AIM OF THE TASK
Please say how many lines in the records below contain the word "document", giving only the number.

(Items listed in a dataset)
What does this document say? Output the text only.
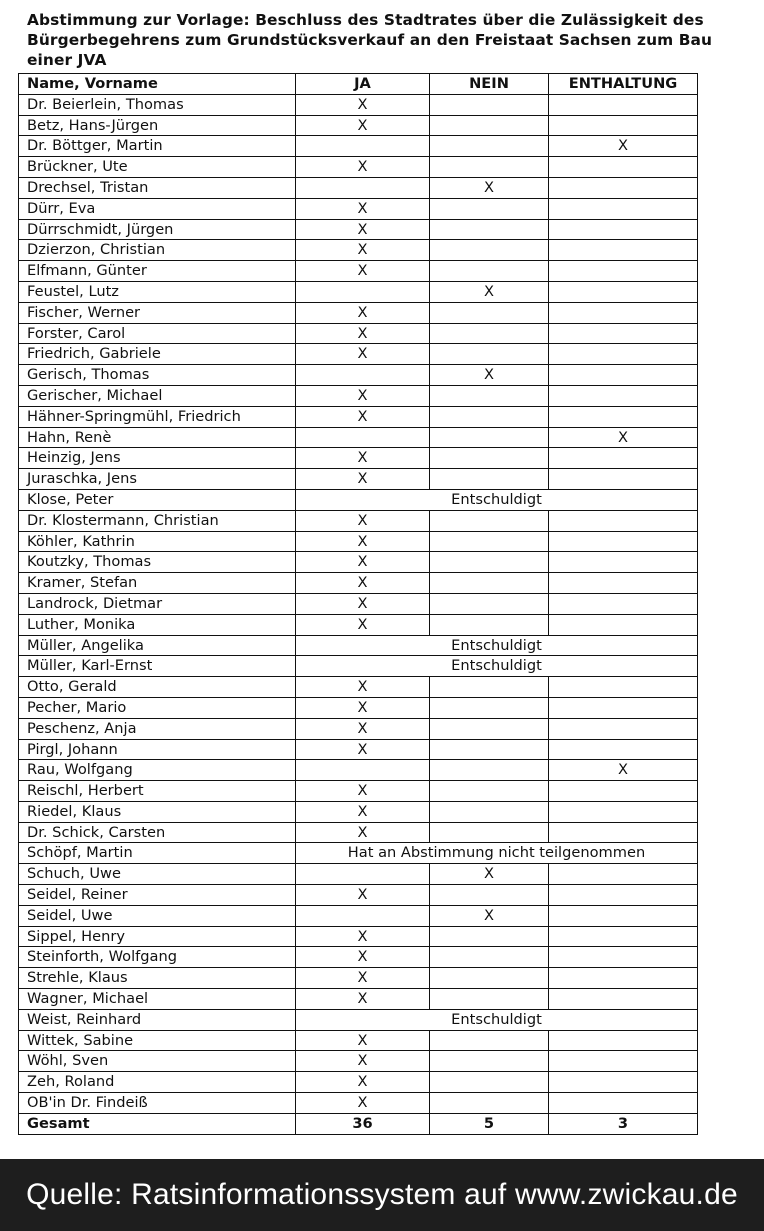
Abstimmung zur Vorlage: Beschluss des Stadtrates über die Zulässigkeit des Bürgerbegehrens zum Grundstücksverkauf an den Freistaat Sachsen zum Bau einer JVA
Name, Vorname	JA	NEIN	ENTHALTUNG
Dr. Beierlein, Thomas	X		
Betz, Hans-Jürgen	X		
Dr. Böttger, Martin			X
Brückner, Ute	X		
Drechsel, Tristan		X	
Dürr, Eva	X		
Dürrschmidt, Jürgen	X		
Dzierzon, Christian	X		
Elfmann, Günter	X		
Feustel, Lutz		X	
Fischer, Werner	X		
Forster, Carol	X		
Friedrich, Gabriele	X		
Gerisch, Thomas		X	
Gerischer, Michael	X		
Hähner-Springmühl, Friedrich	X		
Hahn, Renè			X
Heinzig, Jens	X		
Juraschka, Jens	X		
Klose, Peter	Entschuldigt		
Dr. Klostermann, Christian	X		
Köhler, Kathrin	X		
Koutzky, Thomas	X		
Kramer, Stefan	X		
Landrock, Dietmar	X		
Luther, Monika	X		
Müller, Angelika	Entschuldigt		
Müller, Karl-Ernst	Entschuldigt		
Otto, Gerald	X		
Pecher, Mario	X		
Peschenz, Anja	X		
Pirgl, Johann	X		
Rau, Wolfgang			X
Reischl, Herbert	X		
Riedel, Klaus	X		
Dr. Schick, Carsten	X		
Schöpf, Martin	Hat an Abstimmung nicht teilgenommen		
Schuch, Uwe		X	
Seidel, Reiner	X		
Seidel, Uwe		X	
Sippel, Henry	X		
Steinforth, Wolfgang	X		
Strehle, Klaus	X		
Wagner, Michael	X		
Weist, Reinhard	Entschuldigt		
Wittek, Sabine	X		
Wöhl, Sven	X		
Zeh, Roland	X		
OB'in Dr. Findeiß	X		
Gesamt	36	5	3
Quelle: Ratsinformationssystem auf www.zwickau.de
==
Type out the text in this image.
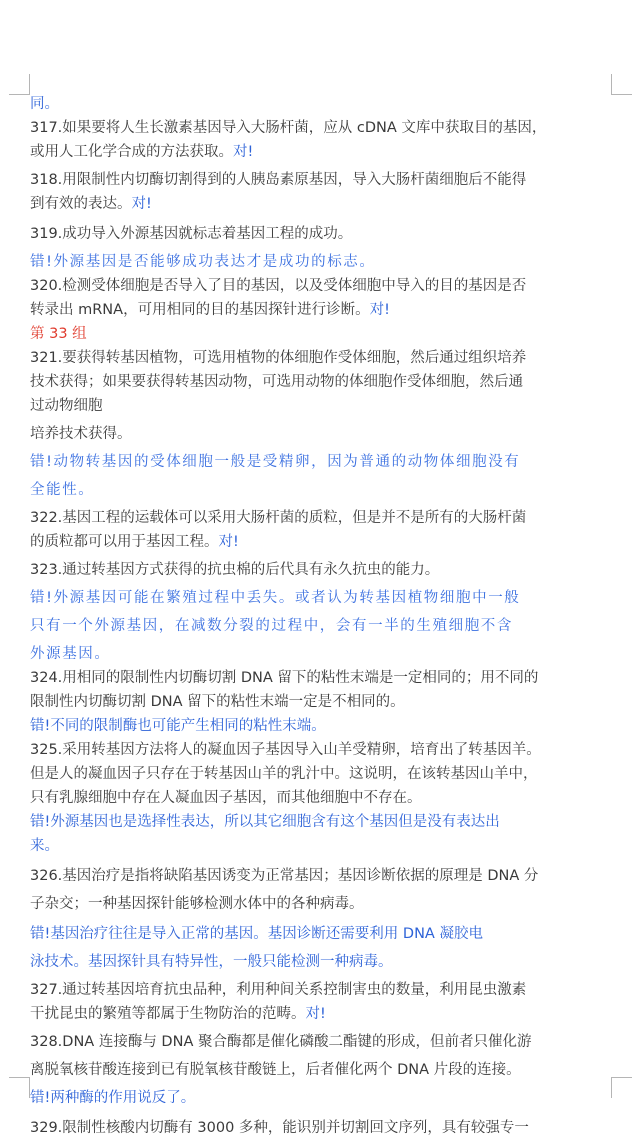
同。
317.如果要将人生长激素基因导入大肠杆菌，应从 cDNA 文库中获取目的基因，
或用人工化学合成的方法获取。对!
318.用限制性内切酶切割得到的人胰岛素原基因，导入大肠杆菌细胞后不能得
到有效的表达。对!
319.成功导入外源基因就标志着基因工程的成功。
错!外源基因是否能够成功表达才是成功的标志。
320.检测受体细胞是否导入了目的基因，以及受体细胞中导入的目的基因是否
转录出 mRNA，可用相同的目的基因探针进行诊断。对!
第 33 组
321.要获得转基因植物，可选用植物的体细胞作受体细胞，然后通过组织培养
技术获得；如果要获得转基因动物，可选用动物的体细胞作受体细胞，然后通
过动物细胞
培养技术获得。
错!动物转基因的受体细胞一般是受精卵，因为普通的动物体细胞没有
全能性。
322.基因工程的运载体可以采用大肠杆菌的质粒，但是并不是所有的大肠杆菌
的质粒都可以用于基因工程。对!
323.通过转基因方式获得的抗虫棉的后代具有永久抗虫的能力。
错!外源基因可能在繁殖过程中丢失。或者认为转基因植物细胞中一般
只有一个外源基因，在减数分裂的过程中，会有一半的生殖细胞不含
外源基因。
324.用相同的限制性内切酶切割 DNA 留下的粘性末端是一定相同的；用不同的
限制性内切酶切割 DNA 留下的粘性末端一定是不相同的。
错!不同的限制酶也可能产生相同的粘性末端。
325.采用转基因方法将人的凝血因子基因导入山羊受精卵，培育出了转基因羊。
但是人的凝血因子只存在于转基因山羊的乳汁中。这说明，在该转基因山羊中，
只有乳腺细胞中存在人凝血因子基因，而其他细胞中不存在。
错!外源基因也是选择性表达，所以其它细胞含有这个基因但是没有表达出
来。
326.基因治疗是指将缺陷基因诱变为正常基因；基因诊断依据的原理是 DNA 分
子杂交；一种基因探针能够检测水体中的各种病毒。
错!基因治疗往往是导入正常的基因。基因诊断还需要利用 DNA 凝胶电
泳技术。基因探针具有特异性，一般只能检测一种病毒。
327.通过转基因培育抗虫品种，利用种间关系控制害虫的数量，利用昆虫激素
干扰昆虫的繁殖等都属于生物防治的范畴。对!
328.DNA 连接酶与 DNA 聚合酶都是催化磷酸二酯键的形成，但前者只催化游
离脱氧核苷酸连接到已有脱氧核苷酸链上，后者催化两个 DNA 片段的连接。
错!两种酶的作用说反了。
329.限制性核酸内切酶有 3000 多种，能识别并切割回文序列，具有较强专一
---
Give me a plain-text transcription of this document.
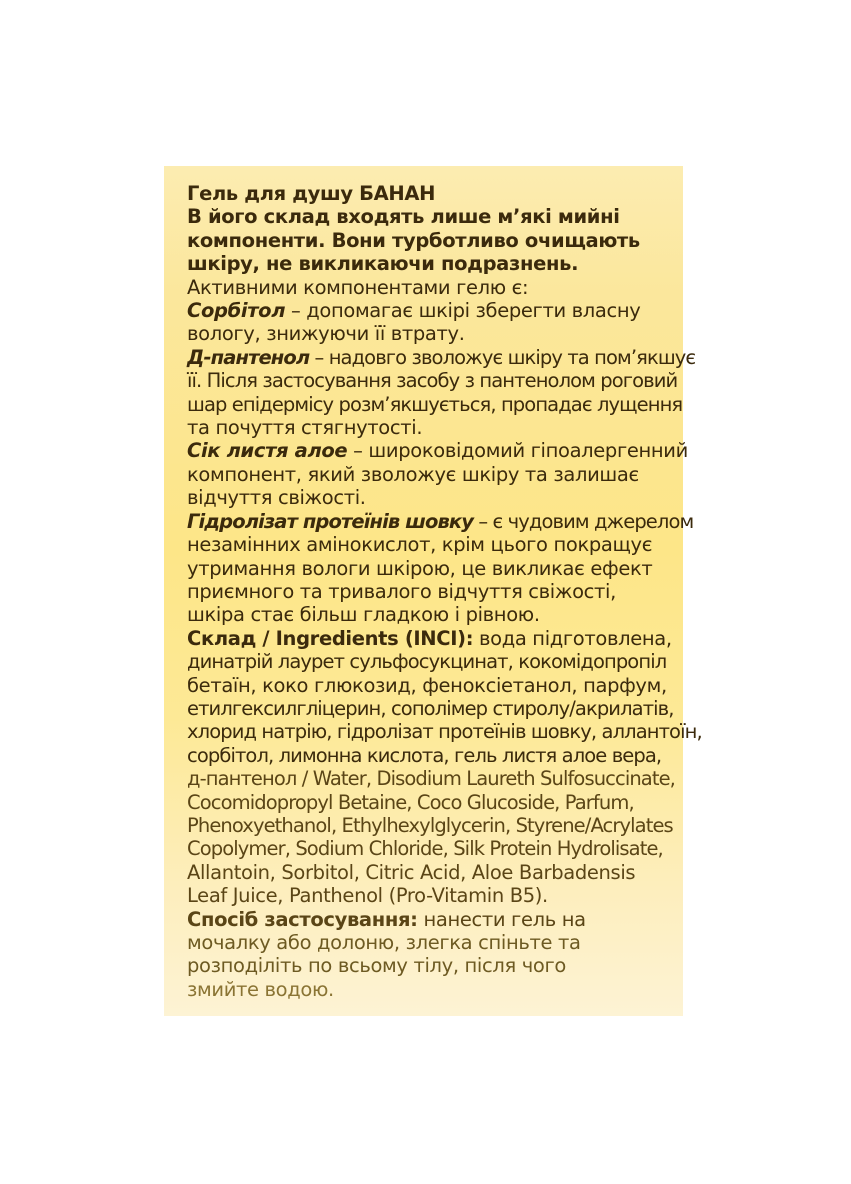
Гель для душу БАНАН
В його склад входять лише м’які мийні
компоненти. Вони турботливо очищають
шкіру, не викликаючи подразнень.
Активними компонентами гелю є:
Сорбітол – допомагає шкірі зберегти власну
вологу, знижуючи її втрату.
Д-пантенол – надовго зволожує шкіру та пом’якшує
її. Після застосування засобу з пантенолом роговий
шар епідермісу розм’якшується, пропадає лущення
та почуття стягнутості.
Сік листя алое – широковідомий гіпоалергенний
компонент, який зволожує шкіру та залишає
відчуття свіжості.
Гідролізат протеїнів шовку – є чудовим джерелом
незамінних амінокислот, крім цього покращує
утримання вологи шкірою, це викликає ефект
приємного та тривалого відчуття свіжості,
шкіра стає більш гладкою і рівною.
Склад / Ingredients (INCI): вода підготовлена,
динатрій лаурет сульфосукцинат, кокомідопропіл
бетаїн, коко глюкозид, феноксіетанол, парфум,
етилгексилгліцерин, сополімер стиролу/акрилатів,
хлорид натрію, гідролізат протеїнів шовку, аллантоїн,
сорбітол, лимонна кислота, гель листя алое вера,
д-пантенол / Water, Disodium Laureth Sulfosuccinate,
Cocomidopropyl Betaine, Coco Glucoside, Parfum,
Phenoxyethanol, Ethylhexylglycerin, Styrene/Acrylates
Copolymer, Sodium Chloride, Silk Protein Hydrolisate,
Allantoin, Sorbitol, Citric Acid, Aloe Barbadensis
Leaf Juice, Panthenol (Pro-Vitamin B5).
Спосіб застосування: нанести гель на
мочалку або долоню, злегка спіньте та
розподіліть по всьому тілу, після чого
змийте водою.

ANSWER TO THE PROBLEM
2